### EXTRACT:
Symptom 1: Your dashboard is missing some data_._

Solution 1: Ensure that the execution or consensus client has enabled the appropriate metrics flag.

cat /etc/systemd/system/execution.service
cat /etc/systemd/system/consensus.service
  • Geth: --http --metrics --pprof
  • Besu: --metrics-enabled=true
  • Nethermind: --Metrics.Enabled true
  • Erigon: --metrics
  • Reth: --metrics 127.0.0.1:9001
  • Lighthouse: --validator-monitor-auto
  • Nimbus: --metrics --metrics-port=8008
  • Teku: --metrics-enabled=true --metrics-port=8008
  • Lodestar: --metrics true

Symptom 2: Don't want to use SSH tunnels and you want to expose port 3000 to access Grafana, but understand the security concerns.

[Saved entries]
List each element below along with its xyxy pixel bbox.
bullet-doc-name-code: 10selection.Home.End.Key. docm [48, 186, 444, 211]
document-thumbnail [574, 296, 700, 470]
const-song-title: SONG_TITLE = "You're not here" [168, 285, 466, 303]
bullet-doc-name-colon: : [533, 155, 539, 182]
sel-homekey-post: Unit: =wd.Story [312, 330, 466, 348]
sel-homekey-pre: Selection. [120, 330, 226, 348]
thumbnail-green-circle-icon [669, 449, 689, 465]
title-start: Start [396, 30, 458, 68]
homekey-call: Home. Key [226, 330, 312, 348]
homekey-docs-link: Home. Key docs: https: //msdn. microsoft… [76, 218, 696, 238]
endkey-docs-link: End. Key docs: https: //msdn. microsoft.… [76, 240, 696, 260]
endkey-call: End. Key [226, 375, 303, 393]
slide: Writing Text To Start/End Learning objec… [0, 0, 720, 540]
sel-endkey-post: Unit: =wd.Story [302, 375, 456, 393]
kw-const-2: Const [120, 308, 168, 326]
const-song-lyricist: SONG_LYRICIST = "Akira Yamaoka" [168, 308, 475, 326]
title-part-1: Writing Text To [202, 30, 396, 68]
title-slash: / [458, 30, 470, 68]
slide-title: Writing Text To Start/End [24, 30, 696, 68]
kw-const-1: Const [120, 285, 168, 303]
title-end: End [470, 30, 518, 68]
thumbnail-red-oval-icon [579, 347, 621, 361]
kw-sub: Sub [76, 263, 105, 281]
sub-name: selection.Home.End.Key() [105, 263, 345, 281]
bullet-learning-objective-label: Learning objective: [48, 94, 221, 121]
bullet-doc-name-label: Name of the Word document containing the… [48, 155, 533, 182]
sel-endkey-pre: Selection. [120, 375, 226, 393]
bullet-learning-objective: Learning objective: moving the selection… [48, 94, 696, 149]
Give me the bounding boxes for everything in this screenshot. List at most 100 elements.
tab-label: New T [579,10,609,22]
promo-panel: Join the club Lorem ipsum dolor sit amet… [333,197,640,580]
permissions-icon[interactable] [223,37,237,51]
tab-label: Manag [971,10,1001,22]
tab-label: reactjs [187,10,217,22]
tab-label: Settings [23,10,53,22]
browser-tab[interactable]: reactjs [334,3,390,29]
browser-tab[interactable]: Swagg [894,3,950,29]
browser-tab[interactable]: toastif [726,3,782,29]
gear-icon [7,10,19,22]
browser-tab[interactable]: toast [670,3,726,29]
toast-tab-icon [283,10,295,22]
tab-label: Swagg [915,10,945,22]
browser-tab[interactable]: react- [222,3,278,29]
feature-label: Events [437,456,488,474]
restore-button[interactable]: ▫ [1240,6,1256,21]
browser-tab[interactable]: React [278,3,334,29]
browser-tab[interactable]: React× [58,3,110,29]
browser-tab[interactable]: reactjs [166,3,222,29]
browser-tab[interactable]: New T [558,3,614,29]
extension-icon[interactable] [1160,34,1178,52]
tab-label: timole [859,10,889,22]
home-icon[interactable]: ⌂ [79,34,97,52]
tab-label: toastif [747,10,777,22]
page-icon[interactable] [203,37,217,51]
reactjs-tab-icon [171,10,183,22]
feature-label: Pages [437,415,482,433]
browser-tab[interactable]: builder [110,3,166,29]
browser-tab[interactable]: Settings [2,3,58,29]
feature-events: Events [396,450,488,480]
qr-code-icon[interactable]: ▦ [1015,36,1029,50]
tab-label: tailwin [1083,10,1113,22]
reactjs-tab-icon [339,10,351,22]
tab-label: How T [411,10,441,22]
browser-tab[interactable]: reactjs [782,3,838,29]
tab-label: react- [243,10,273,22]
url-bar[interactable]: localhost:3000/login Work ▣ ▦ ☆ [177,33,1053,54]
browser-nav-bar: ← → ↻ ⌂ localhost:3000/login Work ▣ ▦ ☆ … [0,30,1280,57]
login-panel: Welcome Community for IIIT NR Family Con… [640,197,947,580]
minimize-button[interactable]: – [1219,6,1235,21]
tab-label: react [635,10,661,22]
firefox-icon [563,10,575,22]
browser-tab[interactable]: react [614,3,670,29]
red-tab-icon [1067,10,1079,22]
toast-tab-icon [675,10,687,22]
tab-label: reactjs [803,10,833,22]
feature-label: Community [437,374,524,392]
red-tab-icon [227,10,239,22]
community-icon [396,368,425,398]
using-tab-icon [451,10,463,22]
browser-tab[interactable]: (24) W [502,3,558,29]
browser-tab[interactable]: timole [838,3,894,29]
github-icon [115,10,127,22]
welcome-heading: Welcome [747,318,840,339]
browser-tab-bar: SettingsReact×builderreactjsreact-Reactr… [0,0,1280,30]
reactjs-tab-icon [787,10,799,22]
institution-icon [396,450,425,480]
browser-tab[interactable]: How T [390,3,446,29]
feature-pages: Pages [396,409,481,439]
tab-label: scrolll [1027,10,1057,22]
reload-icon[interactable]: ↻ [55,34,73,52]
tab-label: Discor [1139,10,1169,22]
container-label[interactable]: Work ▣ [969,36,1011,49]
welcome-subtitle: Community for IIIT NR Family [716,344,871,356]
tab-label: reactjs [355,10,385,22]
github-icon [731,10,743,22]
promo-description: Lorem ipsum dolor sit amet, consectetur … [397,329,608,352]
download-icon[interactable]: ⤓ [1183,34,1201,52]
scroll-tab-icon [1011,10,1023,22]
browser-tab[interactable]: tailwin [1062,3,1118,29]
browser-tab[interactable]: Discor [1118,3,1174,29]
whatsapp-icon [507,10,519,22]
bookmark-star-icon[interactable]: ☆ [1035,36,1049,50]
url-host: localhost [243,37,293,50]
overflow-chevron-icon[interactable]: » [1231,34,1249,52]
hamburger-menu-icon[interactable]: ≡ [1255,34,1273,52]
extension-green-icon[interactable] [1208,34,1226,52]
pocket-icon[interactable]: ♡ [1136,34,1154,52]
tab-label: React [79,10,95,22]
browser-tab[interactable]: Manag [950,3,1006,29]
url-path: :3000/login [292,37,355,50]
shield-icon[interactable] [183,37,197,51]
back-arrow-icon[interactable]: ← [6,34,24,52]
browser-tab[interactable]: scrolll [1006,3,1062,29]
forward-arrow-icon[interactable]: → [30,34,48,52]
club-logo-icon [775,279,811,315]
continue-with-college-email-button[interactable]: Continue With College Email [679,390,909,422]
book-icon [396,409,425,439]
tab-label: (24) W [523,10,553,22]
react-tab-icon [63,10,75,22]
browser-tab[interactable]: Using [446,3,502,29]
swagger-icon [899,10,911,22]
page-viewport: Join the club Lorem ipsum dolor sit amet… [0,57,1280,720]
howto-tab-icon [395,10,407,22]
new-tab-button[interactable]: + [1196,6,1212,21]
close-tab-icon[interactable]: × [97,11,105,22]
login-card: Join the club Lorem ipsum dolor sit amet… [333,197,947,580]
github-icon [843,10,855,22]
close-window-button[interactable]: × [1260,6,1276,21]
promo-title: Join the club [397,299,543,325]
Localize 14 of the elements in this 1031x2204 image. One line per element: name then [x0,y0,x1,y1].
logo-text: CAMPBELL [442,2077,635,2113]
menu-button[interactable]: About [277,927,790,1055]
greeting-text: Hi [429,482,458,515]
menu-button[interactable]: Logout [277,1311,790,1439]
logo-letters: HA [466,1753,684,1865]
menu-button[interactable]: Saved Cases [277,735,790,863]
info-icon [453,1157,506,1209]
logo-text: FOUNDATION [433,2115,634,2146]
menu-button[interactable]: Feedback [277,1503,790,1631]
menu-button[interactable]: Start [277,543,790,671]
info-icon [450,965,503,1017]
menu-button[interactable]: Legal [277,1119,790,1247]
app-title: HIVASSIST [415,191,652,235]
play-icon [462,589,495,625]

### ACTIVITY 1:
According to the troubleshooting excerpt, which flag enables metrics for Besu?
### ACTIVITY 2:
Retype the troubleshooting excerpt from "cat /etc/systemd/system/execution.service" to "the security concerns.".

### WORKED SOLUTION 1:
--metrics-enabled=true

### WORKED SOLUTION 2:
cat /etc/systemd/system/execution.service
cat /etc/systemd/system/consensus.service
  • Geth: --http --metrics --pprof
  • Besu: --metrics-enabled=true
  • Nethermind: --Metrics.Enabled true
  • Erigon: --metrics
  • Reth: --metrics 127.0.0.1:9001
  • Lighthouse: --validator-monitor-auto
  • Nimbus: --metrics --metrics-port=8008
  • Teku: --metrics-enabled=true --metrics-port=8008
  • Lodestar: --metrics true

Symptom 2: Don't want to use SSH tunnels and you want to expose port 3000 to access Grafana, but understand the security concerns.